• _Dataset records on visual material_
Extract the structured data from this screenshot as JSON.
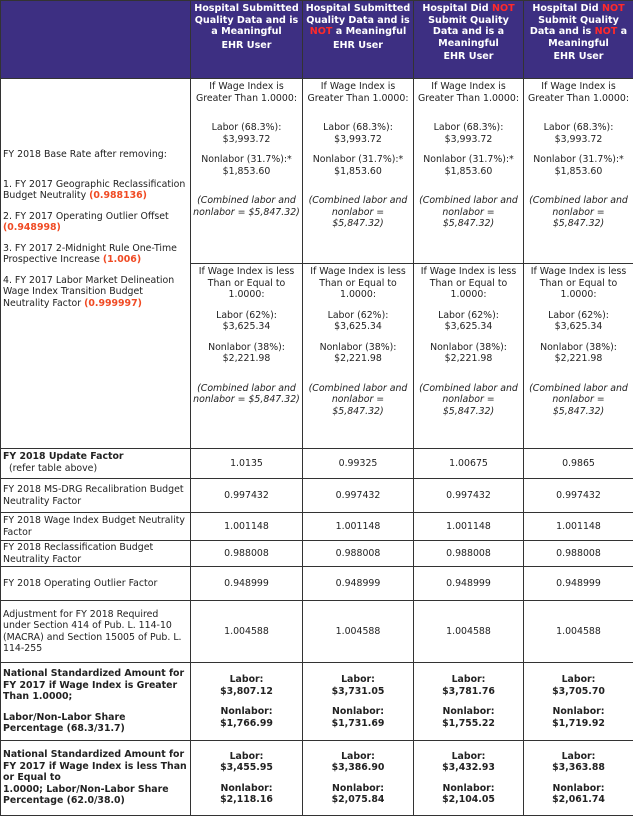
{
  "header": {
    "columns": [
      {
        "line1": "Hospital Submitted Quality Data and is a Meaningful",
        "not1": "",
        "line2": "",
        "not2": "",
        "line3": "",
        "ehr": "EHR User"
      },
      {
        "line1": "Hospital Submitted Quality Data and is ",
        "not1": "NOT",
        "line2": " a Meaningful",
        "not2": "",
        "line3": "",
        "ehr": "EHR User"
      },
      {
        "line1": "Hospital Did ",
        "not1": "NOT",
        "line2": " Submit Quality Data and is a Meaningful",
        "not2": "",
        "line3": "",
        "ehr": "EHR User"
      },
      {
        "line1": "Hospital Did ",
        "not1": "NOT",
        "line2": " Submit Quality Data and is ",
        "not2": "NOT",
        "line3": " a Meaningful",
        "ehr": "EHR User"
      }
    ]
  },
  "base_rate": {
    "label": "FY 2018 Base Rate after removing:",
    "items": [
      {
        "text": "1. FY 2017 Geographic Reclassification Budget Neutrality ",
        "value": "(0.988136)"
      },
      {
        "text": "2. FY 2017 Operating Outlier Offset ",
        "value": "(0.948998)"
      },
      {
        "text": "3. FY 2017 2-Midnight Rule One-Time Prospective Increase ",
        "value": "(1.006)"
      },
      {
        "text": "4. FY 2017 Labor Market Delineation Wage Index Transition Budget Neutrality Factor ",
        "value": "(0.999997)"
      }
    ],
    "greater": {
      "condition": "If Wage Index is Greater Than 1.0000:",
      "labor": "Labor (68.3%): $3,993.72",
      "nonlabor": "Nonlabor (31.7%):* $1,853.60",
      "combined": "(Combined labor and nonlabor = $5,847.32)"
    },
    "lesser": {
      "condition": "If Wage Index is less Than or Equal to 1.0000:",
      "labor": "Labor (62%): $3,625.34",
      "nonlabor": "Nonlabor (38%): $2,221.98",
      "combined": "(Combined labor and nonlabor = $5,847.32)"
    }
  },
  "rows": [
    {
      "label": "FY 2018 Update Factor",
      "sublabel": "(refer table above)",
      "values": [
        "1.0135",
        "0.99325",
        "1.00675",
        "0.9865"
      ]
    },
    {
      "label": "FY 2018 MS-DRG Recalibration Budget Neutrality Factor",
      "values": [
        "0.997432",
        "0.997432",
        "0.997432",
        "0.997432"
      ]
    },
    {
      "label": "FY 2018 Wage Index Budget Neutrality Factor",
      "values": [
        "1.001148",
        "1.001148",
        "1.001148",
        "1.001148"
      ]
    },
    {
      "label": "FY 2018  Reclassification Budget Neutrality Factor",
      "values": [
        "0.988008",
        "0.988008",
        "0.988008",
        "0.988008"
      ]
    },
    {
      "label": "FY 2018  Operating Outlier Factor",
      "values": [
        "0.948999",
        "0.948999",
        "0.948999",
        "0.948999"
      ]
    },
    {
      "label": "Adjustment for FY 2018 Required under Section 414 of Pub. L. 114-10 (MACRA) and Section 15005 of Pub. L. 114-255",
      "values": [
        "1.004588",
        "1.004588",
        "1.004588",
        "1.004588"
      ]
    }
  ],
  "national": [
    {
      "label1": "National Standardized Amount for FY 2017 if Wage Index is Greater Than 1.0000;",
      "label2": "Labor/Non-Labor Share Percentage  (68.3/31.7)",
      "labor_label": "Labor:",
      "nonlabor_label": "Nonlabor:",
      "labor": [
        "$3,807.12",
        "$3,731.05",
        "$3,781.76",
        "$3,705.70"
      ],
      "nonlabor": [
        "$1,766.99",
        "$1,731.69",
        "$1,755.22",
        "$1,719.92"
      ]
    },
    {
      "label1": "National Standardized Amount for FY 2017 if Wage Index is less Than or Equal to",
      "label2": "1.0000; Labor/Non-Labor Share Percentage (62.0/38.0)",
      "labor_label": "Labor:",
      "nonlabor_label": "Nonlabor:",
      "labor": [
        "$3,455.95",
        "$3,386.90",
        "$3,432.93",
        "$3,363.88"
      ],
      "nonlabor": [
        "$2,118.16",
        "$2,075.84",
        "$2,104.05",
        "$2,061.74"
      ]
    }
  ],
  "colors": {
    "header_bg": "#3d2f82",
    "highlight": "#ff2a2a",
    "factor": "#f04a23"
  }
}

• _Exercise_
Extract all the entries word for word; omit any pictures.

• _Result for this exercise_
Extract the structured data from this screenshot as JSON.
{
  "header": {
    "columns": [
      {
        "line1": "Hospital Submitted Quality Data and is a Meaningful",
        "not1": "",
        "line2": "",
        "not2": "",
        "line3": "",
        "ehr": "EHR User"
      },
      {
        "line1": "Hospital Submitted Quality Data and is ",
        "not1": "NOT",
        "line2": " a Meaningful",
        "not2": "",
        "line3": "",
        "ehr": "EHR User"
      },
      {
        "line1": "Hospital Did ",
        "not1": "NOT",
        "line2": " Submit Quality Data and is a Meaningful",
        "not2": "",
        "line3": "",
        "ehr": "EHR User"
      },
      {
        "line1": "Hospital Did ",
        "not1": "NOT",
        "line2": " Submit Quality Data and is ",
        "not2": "NOT",
        "line3": " a Meaningful",
        "ehr": "EHR User"
      }
    ]
  },
  "base_rate": {
    "label": "FY 2018 Base Rate after removing:",
    "items": [
      {
        "text": "1. FY 2017 Geographic Reclassification Budget Neutrality ",
        "value": "(0.988136)"
      },
      {
        "text": "2. FY 2017 Operating Outlier Offset ",
        "value": "(0.948998)"
      },
      {
        "text": "3. FY 2017 2-Midnight Rule One-Time Prospective Increase ",
        "value": "(1.006)"
      },
      {
        "text": "4. FY 2017 Labor Market Delineation Wage Index Transition Budget Neutrality Factor ",
        "value": "(0.999997)"
      }
    ],
    "greater": {
      "condition": "If Wage Index is Greater Than 1.0000:",
      "labor": "Labor (68.3%): $3,993.72",
      "nonlabor": "Nonlabor (31.7%):* $1,853.60",
      "combined": "(Combined labor and nonlabor = $5,847.32)"
    },
    "lesser": {
      "condition": "If Wage Index is less Than or Equal to 1.0000:",
      "labor": "Labor (62%): $3,625.34",
      "nonlabor": "Nonlabor (38%): $2,221.98",
      "combined": "(Combined labor and nonlabor = $5,847.32)"
    }
  },
  "rows": [
    {
      "label": "FY 2018 Update Factor",
      "sublabel": "(refer table above)",
      "values": [
        "1.0135",
        "0.99325",
        "1.00675",
        "0.9865"
      ]
    },
    {
      "label": "FY 2018 MS-DRG Recalibration Budget Neutrality Factor",
      "values": [
        "0.997432",
        "0.997432",
        "0.997432",
        "0.997432"
      ]
    },
    {
      "label": "FY 2018 Wage Index Budget Neutrality Factor",
      "values": [
        "1.001148",
        "1.001148",
        "1.001148",
        "1.001148"
      ]
    },
    {
      "label": "FY 2018  Reclassification Budget Neutrality Factor",
      "values": [
        "0.988008",
        "0.988008",
        "0.988008",
        "0.988008"
      ]
    },
    {
      "label": "FY 2018  Operating Outlier Factor",
      "values": [
        "0.948999",
        "0.948999",
        "0.948999",
        "0.948999"
      ]
    },
    {
      "label": "Adjustment for FY 2018 Required under Section 414 of Pub. L. 114-10 (MACRA) and Section 15005 of Pub. L. 114-255",
      "values": [
        "1.004588",
        "1.004588",
        "1.004588",
        "1.004588"
      ]
    }
  ],
  "national": [
    {
      "label1": "National Standardized Amount for FY 2017 if Wage Index is Greater Than 1.0000;",
      "label2": "Labor/Non-Labor Share Percentage  (68.3/31.7)",
      "labor_label": "Labor:",
      "nonlabor_label": "Nonlabor:",
      "labor": [
        "$3,807.12",
        "$3,731.05",
        "$3,781.76",
        "$3,705.70"
      ],
      "nonlabor": [
        "$1,766.99",
        "$1,731.69",
        "$1,755.22",
        "$1,719.92"
      ]
    },
    {
      "label1": "National Standardized Amount for FY 2017 if Wage Index is less Than or Equal to",
      "label2": "1.0000; Labor/Non-Labor Share Percentage (62.0/38.0)",
      "labor_label": "Labor:",
      "nonlabor_label": "Nonlabor:",
      "labor": [
        "$3,455.95",
        "$3,386.90",
        "$3,432.93",
        "$3,363.88"
      ],
      "nonlabor": [
        "$2,118.16",
        "$2,075.84",
        "$2,104.05",
        "$2,061.74"
      ]
    }
  ],
  "colors": {
    "header_bg": "#3d2f82",
    "highlight": "#ff2a2a",
    "factor": "#f04a23"
  }
}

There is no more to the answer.